Retype all the records with nothing changed.

——

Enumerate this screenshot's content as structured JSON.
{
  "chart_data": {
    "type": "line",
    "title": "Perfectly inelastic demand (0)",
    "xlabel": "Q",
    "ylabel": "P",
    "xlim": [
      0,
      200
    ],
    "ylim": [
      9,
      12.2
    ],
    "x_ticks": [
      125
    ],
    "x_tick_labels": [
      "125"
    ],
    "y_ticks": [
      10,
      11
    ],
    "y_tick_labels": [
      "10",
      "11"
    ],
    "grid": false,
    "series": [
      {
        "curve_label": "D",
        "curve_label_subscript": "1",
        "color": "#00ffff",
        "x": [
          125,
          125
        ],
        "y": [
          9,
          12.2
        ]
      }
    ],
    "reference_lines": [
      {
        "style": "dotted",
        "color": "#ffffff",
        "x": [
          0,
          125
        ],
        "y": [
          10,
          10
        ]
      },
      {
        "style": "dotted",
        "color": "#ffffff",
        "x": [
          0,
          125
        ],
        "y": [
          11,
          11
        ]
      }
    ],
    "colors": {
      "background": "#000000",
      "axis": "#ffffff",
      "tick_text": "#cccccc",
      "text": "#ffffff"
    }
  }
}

——

Answer to this problem »
Enumerate this screenshot's content as structured JSON.
{
  "chart_data": {
    "type": "line",
    "title": "Perfectly inelastic demand (0)",
    "xlabel": "Q",
    "ylabel": "P",
    "xlim": [
      0,
      200
    ],
    "ylim": [
      9,
      12.2
    ],
    "x_ticks": [
      125
    ],
    "x_tick_labels": [
      "125"
    ],
    "y_ticks": [
      10,
      11
    ],
    "y_tick_labels": [
      "10",
      "11"
    ],
    "grid": false,
    "series": [
      {
        "curve_label": "D",
        "curve_label_subscript": "1",
        "color": "#00ffff",
        "x": [
          125,
          125
        ],
        "y": [
          9,
          12.2
        ]
      }
    ],
    "reference_lines": [
      {
        "style": "dotted",
        "color": "#ffffff",
        "x": [
          0,
          125
        ],
        "y": [
          10,
          10
        ]
      },
      {
        "style": "dotted",
        "color": "#ffffff",
        "x": [
          0,
          125
        ],
        "y": [
          11,
          11
        ]
      }
    ],
    "colors": {
      "background": "#000000",
      "axis": "#ffffff",
      "tick_text": "#cccccc",
      "text": "#ffffff"
    }
  }
}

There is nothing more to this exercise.